▶ **Directions for this task**: Write out the entries again exactly as they are given.

--- Start Task inputs ---

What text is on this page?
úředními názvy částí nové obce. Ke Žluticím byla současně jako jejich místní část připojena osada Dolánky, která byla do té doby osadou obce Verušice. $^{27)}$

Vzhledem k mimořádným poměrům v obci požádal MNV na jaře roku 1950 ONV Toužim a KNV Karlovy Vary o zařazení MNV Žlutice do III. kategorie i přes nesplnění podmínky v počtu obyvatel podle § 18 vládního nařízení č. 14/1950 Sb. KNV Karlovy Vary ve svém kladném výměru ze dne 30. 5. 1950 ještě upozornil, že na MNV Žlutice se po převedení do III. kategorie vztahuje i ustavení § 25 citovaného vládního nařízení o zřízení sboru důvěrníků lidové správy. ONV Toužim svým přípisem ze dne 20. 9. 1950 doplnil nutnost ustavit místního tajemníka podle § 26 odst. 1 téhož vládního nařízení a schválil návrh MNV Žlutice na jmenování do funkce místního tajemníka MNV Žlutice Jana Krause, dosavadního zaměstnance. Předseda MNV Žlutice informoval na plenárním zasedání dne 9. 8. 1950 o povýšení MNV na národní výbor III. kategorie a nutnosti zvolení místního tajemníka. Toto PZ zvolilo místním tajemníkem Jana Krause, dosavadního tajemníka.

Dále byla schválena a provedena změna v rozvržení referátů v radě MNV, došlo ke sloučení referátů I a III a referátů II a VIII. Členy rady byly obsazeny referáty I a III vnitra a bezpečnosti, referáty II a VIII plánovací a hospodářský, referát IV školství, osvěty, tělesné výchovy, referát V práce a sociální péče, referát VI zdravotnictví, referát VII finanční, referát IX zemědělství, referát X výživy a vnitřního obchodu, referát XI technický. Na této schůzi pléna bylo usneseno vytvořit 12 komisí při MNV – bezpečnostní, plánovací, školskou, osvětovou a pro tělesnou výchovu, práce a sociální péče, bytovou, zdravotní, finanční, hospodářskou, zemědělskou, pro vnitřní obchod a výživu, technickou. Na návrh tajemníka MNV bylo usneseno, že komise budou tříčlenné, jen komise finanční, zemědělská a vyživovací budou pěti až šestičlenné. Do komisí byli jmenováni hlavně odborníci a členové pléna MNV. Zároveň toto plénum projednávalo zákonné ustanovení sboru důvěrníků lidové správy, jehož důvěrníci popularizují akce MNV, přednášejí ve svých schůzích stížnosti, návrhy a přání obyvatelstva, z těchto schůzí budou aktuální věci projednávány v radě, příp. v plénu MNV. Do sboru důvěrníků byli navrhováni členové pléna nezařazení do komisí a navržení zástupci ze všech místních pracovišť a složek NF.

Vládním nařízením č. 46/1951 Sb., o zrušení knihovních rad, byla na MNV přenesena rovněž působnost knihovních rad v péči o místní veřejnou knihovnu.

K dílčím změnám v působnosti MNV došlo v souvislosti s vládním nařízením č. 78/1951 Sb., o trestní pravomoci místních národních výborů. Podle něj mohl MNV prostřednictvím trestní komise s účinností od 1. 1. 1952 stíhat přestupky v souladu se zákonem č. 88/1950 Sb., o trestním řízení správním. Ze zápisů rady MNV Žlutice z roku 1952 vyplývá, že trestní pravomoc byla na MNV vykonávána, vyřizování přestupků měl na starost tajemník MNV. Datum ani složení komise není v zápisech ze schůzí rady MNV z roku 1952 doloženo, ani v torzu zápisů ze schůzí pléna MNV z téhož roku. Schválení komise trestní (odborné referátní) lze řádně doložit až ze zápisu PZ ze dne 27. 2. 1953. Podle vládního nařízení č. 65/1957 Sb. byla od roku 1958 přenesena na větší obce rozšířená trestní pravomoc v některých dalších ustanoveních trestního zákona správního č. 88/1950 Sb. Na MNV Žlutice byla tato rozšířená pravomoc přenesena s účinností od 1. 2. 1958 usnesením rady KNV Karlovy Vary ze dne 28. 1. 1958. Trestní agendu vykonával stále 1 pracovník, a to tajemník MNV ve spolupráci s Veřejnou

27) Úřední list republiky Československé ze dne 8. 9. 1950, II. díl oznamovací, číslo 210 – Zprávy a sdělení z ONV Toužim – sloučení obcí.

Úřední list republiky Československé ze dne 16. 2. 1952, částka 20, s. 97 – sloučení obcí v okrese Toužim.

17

--- End Task inputs ---

▶ **Result of the exercise**:
What text is on this page?
úředními názvy částí nové obce. Ke Žluticím byla současně jako jejich místní část připojena osada Dolánky, která byla do té doby osadou obce Verušice. $^{27)}$

Vzhledem k mimořádným poměrům v obci požádal MNV na jaře roku 1950 ONV Toužim a KNV Karlovy Vary o zařazení MNV Žlutice do III. kategorie i přes nesplnění podmínky v počtu obyvatel podle § 18 vládního nařízení č. 14/1950 Sb. KNV Karlovy Vary ve svém kladném výměru ze dne 30. 5. 1950 ještě upozornil, že na MNV Žlutice se po převedení do III. kategorie vztahuje i ustavení § 25 citovaného vládního nařízení o zřízení sboru důvěrníků lidové správy. ONV Toužim svým přípisem ze dne 20. 9. 1950 doplnil nutnost ustavit místního tajemníka podle § 26 odst. 1 téhož vládního nařízení a schválil návrh MNV Žlutice na jmenování do funkce místního tajemníka MNV Žlutice Jana Krause, dosavadního zaměstnance. Předseda MNV Žlutice informoval na plenárním zasedání dne 9. 8. 1950 o povýšení MNV na národní výbor III. kategorie a nutnosti zvolení místního tajemníka. Toto PZ zvolilo místním tajemníkem Jana Krause, dosavadního tajemníka.

Dále byla schválena a provedena změna v rozvržení referátů v radě MNV, došlo ke sloučení referátů I a III a referátů II a VIII. Členy rady byly obsazeny referáty I a III vnitra a bezpečnosti, referáty II a VIII plánovací a hospodářský, referát IV školství, osvěty, tělesné výchovy, referát V práce a sociální péče, referát VI zdravotnictví, referát VII finanční, referát IX zemědělství, referát X výživy a vnitřního obchodu, referát XI technický. Na této schůzi pléna bylo usneseno vytvořit 12 komisí při MNV – bezpečnostní, plánovací, školskou, osvětovou a pro tělesnou výchovu, práce a sociální péče, bytovou, zdravotní, finanční, hospodářskou, zemědělskou, pro vnitřní obchod a výživu, technickou. Na návrh tajemníka MNV bylo usneseno, že komise budou tříčlenné, jen komise finanční, zemědělská a vyživovací budou pěti až šestičlenné. Do komisí byli jmenováni hlavně odborníci a členové pléna MNV. Zároveň toto plénum projednávalo zákonné ustanovení sboru důvěrníků lidové správy, jehož důvěrníci popularizují akce MNV, přednášejí ve svých schůzích stížnosti, návrhy a přání obyvatelstva, z těchto schůzí budou aktuální věci projednávány v radě, příp. v plénu MNV. Do sboru důvěrníků byli navrhováni členové pléna nezařazení do komisí a navržení zástupci ze všech místních pracovišť a složek NF.

Vládním nařízením č. 46/1951 Sb., o zrušení knihovních rad, byla na MNV přenesena rovněž působnost knihovních rad v péči o místní veřejnou knihovnu.

K dílčím změnám v působnosti MNV došlo v souvislosti s vládním nařízením č. 78/1951 Sb., o trestní pravomoci místních národních výborů. Podle něj mohl MNV prostřednictvím trestní komise s účinností od 1. 1. 1952 stíhat přestupky v souladu se zákonem č. 88/1950 Sb., o trestním řízení správním. Ze zápisů rady MNV Žlutice z roku 1952 vyplývá, že trestní pravomoc byla na MNV vykonávána, vyřizování přestupků měl na starost tajemník MNV. Datum ani složení komise není v zápisech ze schůzí rady MNV z roku 1952 doloženo, ani v torzu zápisů ze schůzí pléna MNV z téhož roku. Schválení komise trestní (odborné referátní) lze řádně doložit až ze zápisu PZ ze dne 27. 2. 1953. Podle vládního nařízení č. 65/1957 Sb. byla od roku 1958 přenesena na větší obce rozšířená trestní pravomoc v některých dalších ustanoveních trestního zákona správního č. 88/1950 Sb. Na MNV Žlutice byla tato rozšířená pravomoc přenesena s účinností od 1. 2. 1958 usnesením rady KNV Karlovy Vary ze dne 28. 1. 1958. Trestní agendu vykonával stále 1 pracovník, a to tajemník MNV ve spolupráci s Veřejnou

27) Úřední list republiky Československé ze dne 8. 9. 1950, II. díl oznamovací, číslo 210 – Zprávy a sdělení z ONV Toužim – sloučení obcí.

Úřední list republiky Československé ze dne 16. 2. 1952, částka 20, s. 97 – sloučení obcí v okrese Toužim.

17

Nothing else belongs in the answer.